- **Written problem A**
Please identify every line of the entries below that contains the string 'ticks', and copy each such line. Case counts.

- **Document segment**

□ □ □ □

Heiko Wundram (Beenic) wrote:
Am Mittwoch, 12. Dezember 2007 13:01:14 schrieb Alex Zbyslaw:
<snip explanation>
I don't see how a firewall is appropriate for this (hosts.allow,
likewise). The point of the exercise is to never even contact the ad host.
Transparent proxy with squid on the firewall? There's even plugins to manage
exactly this kind of ad-blocking with squid; although I don't currently know
the extension's name.
This is pretty much going to be your only option to do this in a centralized
fashion.
Squid may well be an alternative solution, but it's not, imho, a
firewall solution as Nikos was proposing.
I have zero experience of squid beyond reading about it, but it has
always sounded like a major resource hog. Perhaps just running one
plugin to do just this would be OK?

□ □ □ □

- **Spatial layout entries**
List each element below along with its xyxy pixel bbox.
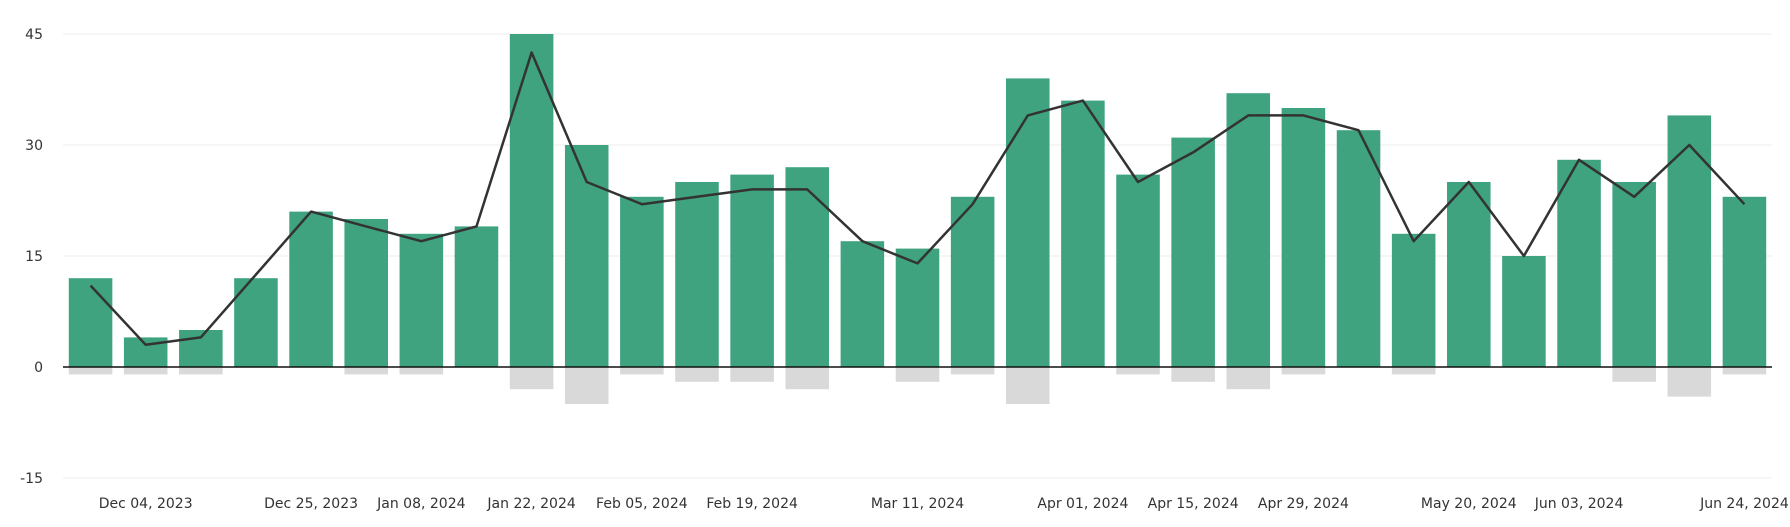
x-tick-label: Jan 08, 2024 — [376, 496, 465, 512]
bar-positive[interactable] — [1171, 137, 1215, 367]
y-tick-label: 0 — [34, 360, 43, 376]
x-tick-label: Dec 04, 2023 — [99, 496, 193, 512]
y-axis-ticks: -15 0 15 30 45 — [20, 27, 43, 487]
bar-positive[interactable] — [1667, 115, 1712, 368]
x-tick-label: Apr 15, 2024 — [1148, 496, 1239, 512]
bar-positive[interactable] — [234, 278, 278, 367]
bar-negative[interactable] — [785, 367, 830, 390]
bar-positive[interactable] — [1557, 159, 1601, 367]
bar-positive[interactable] — [454, 226, 499, 367]
bar-positive[interactable] — [620, 196, 664, 367]
bar-positive[interactable] — [68, 278, 113, 367]
bar-positive[interactable] — [895, 248, 940, 367]
bar-positive[interactable] — [1336, 130, 1381, 367]
bar-negative[interactable] — [1116, 367, 1160, 375]
bar-negative[interactable] — [123, 367, 168, 375]
trend-line — [89, 51, 1746, 347]
bar-positive[interactable] — [730, 174, 774, 367]
bar-positive[interactable] — [950, 196, 995, 367]
bar-negative[interactable] — [344, 367, 388, 375]
x-tick-label: Apr 01, 2024 — [1037, 496, 1128, 512]
bar-positive[interactable] — [1061, 100, 1105, 367]
bar-negative[interactable] — [1171, 367, 1215, 382]
bar-positive[interactable] — [344, 219, 388, 367]
x-tick-label: Feb 19, 2024 — [706, 496, 798, 512]
bar-positive[interactable] — [840, 241, 885, 367]
bar-negative[interactable] — [675, 367, 719, 382]
bar-positive[interactable] — [399, 233, 444, 367]
bar-positive[interactable] — [1281, 108, 1326, 367]
x-tick-label: Mar 11, 2024 — [871, 496, 964, 512]
bar-positive[interactable] — [1447, 182, 1491, 367]
bar-positive[interactable] — [1226, 93, 1271, 367]
bar-positive[interactable] — [289, 211, 333, 367]
bar-positive[interactable] — [1612, 182, 1656, 367]
bar-negative[interactable] — [1281, 367, 1326, 375]
y-tick-label: -15 — [20, 471, 43, 487]
bar-positive[interactable] — [1005, 78, 1050, 368]
bar-negative[interactable] — [1005, 367, 1050, 404]
bar-positive[interactable] — [1391, 233, 1436, 367]
bar-negative[interactable] — [509, 367, 554, 390]
bar-positive[interactable] — [509, 34, 554, 367]
x-tick-label: Jun 24, 2024 — [1699, 496, 1789, 512]
bar-negative[interactable] — [564, 367, 609, 404]
x-tick-label: Dec 25, 2023 — [264, 496, 358, 512]
negative-bars — [68, 367, 1767, 404]
bar-negative[interactable] — [895, 367, 940, 382]
x-tick-label: May 20, 2024 — [1421, 496, 1517, 512]
bar-negative[interactable] — [1391, 367, 1436, 375]
bar-negative[interactable] — [730, 367, 774, 382]
y-tick-label: 45 — [25, 27, 43, 43]
bar-negative[interactable] — [179, 367, 223, 375]
bar-negative[interactable] — [399, 367, 444, 375]
x-tick-label: Feb 05, 2024 — [596, 496, 688, 512]
bar-negative[interactable] — [620, 367, 664, 375]
x-tick-label: Apr 29, 2024 — [1258, 496, 1349, 512]
bar-negative[interactable] — [1612, 367, 1656, 382]
x-tick-label: Jan 22, 2024 — [486, 496, 575, 512]
x-axis-ticks: Dec 04, 2023 Dec 25, 2023 Jan 08, 2024 Jan … — [99, 496, 1789, 512]
bar-negative[interactable] — [68, 367, 113, 375]
bar-positive[interactable] — [675, 182, 719, 367]
bar-negative[interactable] — [1667, 367, 1712, 397]
bar-negative[interactable] — [1722, 367, 1767, 375]
y-tick-label: 15 — [25, 249, 43, 265]
bar-positive[interactable] — [785, 167, 830, 367]
bar-positive[interactable] — [564, 145, 609, 367]
bar-negative[interactable] — [950, 367, 995, 375]
y-tick-label: 30 — [25, 138, 43, 154]
bar-positive[interactable] — [1502, 256, 1546, 367]
positive-bars — [68, 34, 1767, 368]
bar-positive[interactable] — [1722, 196, 1767, 367]
x-tick-label: Jun 03, 2024 — [1534, 496, 1624, 512]
bar-negative[interactable] — [1226, 367, 1271, 390]
bar-positive[interactable] — [1116, 174, 1160, 367]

□ □ □ □

- **Written problem B**
According to the mailing list message, what is the point of the exercise?

- **Worked solution A**
y-axis-ticks: -15 0 15 30 45 — [20, 27, 43, 487]
x-axis-ticks: Dec 04, 2023 Dec 25, 2023 Jan 08, 2024 Jan … — [99, 496, 1789, 512]

- **Worked solution B**
To never even contact the ad host.